##### Teks yang Diberikan #####
Jawab: Dulunya, kami berharap agar ada salah seorang pendeta yang mau ikut dalam dialog damai ini di majalah Qiblati, daripada mereka menanamkan tipu muslihat atas agama Islam ini kepada akal Anda. Namun biar bagaimana pun, saya akan menjawab Anda. Saya katakan: sesungguhnya Ka’bah tidaklah disembah selain Allah, akan tetapi kaum muslimin menghadap kepadanya dalam shalat dan thawaf mengelilinginya, karena Allah Subhanahu wa Ta’ala telah memerintahkan mereka untuk melakuklan yang demikian. Maka kaum muslimin, dengan perbuatan tersebut adalah sekedar mentaati perintah Rabb (TUHAN) mereka, bukan menyembah Ka’bah. Inilah ibadah yang benar, yaitu mentaati Allah Subhanahu wa Ta’ala. Di zaman Nabi Shallallahu ‘Alaihi wa Sallam dulu, jika ada seorang muadzdzin (tukang adzan) ingin adzan, maka dia menaiki Ka’bah dengan kedua kakinya, kemudian mengeraskan suara adzan di atas atap Ka’bah. Maka apakah bisa diterima oleh akal, bahwa sesuatu yang disembah kemudian dinaiki/diinjak dengan kedua kakinya?!!
Kemudian, istilah baitullah (rumah Allah) tidaklah mesti bermakna bahwa Allah bertempat tinggal di dalamnya, karena setiap masjid di manapun berada di dunia ini adalah disebut baitullah (rumah-rumah Allah). Dinamakan demikian karena Allah Subhanahu wa Ta’ala disembah di dalamnya, bukan karena Allah tinggal di dalamnya. Bahkan sesungguhnya Allah Subhanahu wa Ta’ala telah menjadikan kehormatan darah seorang muslim lebih agung di sisi-Nya daripada kehormatan Ka’bah yang dimuliankan oleh Allah. Suatu hari, Ibnu Umar Radhiallahu ‘Anhuma pernah melihat ke Ka’bah seraya berkata, ‘Betapa agungnya engkau, betapa agungnya kehormatanmu, dan seorang mukmin lebih agung kehormatannya daripadamu.’ (HR. at-Turmudzi (1955), Shahih at-Turmudzi (2032))
##### Kumpulan Data #####
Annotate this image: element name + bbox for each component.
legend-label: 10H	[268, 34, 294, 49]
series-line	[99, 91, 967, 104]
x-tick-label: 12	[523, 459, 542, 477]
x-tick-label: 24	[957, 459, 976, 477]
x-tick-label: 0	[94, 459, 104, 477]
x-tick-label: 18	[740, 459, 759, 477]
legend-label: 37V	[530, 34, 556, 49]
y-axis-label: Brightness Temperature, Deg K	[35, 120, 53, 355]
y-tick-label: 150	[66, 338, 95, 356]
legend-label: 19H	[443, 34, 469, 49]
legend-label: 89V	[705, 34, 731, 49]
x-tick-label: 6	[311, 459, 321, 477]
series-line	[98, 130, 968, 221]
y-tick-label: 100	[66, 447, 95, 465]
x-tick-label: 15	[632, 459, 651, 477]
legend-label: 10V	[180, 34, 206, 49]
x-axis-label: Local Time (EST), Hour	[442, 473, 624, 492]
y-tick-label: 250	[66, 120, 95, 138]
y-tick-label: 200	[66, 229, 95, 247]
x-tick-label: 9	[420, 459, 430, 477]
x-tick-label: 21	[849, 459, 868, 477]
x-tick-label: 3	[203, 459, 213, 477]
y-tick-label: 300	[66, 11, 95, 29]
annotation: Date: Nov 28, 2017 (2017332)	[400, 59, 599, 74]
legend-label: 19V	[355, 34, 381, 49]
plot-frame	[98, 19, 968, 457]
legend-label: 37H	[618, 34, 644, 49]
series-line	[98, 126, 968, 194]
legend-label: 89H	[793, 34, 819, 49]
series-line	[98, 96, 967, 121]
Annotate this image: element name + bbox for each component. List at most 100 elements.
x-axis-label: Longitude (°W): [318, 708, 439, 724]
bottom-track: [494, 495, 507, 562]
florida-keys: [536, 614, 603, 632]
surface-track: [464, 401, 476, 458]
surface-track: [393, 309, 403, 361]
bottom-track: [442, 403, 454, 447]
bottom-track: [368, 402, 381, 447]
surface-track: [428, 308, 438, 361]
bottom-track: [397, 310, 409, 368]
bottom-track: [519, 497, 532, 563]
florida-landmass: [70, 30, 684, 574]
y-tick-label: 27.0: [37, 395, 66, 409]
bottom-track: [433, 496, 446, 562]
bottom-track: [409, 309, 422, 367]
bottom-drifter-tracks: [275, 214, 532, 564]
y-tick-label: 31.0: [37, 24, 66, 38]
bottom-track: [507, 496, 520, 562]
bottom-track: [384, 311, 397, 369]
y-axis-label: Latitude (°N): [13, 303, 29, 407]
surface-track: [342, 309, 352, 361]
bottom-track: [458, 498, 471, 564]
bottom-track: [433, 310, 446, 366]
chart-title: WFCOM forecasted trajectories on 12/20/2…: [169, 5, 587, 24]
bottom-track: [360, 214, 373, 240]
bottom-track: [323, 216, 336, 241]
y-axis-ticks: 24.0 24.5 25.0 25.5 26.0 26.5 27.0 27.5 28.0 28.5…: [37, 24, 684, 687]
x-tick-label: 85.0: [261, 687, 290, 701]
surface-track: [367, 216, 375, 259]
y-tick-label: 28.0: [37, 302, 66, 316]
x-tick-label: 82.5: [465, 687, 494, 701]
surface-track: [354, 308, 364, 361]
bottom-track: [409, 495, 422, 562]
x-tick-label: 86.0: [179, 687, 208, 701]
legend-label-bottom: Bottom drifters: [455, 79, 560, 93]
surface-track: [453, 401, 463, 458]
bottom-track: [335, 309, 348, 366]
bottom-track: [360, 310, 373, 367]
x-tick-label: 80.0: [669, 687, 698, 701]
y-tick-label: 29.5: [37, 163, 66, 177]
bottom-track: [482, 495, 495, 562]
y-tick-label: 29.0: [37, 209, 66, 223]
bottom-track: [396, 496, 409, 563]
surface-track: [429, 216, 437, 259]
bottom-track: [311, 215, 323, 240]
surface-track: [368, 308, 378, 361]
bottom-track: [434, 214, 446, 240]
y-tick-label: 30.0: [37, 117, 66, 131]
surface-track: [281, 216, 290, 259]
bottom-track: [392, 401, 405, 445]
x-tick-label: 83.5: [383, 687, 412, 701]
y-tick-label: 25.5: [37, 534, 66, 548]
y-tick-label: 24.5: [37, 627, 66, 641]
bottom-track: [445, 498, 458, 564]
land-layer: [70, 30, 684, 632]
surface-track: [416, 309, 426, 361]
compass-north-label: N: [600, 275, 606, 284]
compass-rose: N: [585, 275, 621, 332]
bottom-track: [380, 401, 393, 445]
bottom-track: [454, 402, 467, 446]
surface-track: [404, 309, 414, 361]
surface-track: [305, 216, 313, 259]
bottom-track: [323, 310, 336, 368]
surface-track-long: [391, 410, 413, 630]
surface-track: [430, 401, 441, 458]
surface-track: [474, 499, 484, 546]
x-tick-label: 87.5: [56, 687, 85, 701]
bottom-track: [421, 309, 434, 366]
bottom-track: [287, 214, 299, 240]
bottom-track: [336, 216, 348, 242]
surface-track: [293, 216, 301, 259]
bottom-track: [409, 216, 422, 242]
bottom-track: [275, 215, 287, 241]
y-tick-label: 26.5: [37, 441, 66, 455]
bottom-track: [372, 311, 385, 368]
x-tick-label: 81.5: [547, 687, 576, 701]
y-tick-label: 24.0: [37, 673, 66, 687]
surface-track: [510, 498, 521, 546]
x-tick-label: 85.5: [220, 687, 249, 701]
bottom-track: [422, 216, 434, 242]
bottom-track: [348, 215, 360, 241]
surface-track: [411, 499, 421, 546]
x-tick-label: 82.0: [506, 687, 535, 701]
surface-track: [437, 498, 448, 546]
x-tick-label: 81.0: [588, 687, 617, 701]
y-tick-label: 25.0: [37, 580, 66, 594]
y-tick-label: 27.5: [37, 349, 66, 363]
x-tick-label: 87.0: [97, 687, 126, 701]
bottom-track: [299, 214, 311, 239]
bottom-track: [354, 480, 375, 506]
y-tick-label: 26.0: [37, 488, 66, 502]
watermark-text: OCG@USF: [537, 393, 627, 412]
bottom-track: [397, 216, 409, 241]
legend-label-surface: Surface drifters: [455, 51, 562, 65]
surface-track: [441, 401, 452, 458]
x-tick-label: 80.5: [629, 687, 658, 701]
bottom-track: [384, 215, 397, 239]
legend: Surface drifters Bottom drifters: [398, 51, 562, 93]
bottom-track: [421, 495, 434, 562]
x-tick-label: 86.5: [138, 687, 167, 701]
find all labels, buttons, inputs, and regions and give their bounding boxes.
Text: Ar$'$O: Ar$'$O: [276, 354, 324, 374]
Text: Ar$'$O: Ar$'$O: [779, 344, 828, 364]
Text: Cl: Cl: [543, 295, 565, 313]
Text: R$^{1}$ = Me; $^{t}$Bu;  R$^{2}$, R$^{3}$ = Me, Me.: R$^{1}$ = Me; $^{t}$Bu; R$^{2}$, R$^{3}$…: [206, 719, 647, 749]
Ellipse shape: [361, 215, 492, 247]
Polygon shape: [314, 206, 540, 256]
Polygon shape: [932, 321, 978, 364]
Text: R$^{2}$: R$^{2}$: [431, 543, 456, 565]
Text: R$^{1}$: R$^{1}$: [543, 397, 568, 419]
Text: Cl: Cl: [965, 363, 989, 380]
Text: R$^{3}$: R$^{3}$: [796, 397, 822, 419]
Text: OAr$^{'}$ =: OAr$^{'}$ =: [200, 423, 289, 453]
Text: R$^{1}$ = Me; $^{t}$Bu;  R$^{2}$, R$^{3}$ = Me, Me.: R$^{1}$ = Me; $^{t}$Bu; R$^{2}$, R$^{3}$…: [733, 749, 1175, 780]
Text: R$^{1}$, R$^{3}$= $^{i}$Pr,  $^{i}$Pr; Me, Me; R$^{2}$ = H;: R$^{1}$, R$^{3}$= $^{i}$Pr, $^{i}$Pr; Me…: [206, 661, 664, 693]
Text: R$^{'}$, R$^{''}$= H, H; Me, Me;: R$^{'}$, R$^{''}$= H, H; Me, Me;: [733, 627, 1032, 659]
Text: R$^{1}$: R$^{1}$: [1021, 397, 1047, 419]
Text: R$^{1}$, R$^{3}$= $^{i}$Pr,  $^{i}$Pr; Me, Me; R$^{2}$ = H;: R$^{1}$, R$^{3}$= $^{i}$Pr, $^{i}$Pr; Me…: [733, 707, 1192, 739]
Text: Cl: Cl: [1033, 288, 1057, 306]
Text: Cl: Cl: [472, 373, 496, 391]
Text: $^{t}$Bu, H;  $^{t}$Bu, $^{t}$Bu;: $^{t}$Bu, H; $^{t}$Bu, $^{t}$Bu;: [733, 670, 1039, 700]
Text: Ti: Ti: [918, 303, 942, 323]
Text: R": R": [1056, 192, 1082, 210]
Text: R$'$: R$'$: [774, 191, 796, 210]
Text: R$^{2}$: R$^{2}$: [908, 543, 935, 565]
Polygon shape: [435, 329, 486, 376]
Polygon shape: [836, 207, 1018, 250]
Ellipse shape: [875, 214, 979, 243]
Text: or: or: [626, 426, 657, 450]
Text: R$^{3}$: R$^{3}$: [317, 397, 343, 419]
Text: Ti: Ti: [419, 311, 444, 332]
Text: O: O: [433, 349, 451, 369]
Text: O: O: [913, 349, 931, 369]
#####
## Tugas Dikerjakan
[a] Tuliskan kembali tanpa perubahan bagian teks tentang Ka’bah mulai dari "Kemudian, istilah baitullah" sampai dengan dan termasuk "Shahih at-Turmudzi (2032))".
[b] Dalam teks tentang Ka’bah, siapa yang menurut perkataan Ibnu Umar lebih agung kehormatannya daripada Ka’bah?

## Hasil Latihan
[a]
Kemudian, istilah baitullah (rumah Allah) tidaklah mesti bermakna bahwa Allah bertempat tinggal di dalamnya, karena setiap masjid di manapun berada di dunia ini adalah disebut baitullah (rumah-rumah Allah). Dinamakan demikian karena Allah Subhanahu wa Ta’ala disembah di dalamnya, bukan karena Allah tinggal di dalamnya. Bahkan sesungguhnya Allah Subhanahu wa Ta’ala telah menjadikan kehormatan darah seorang muslim lebih agung di sisi-Nya daripada kehormatan Ka’bah yang dimuliankan oleh Allah. Suatu hari, Ibnu Umar Radhiallahu ‘Anhuma pernah melihat ke Ka’bah seraya berkata, ‘Betapa agungnya engkau, betapa agungnya kehormatanmu, dan seorang mukmin lebih agung kehormatannya daripadamu.’ (HR. at-Turmudzi (1955), Shahih at-Turmudzi (2032))

[b] Seorang mukmin.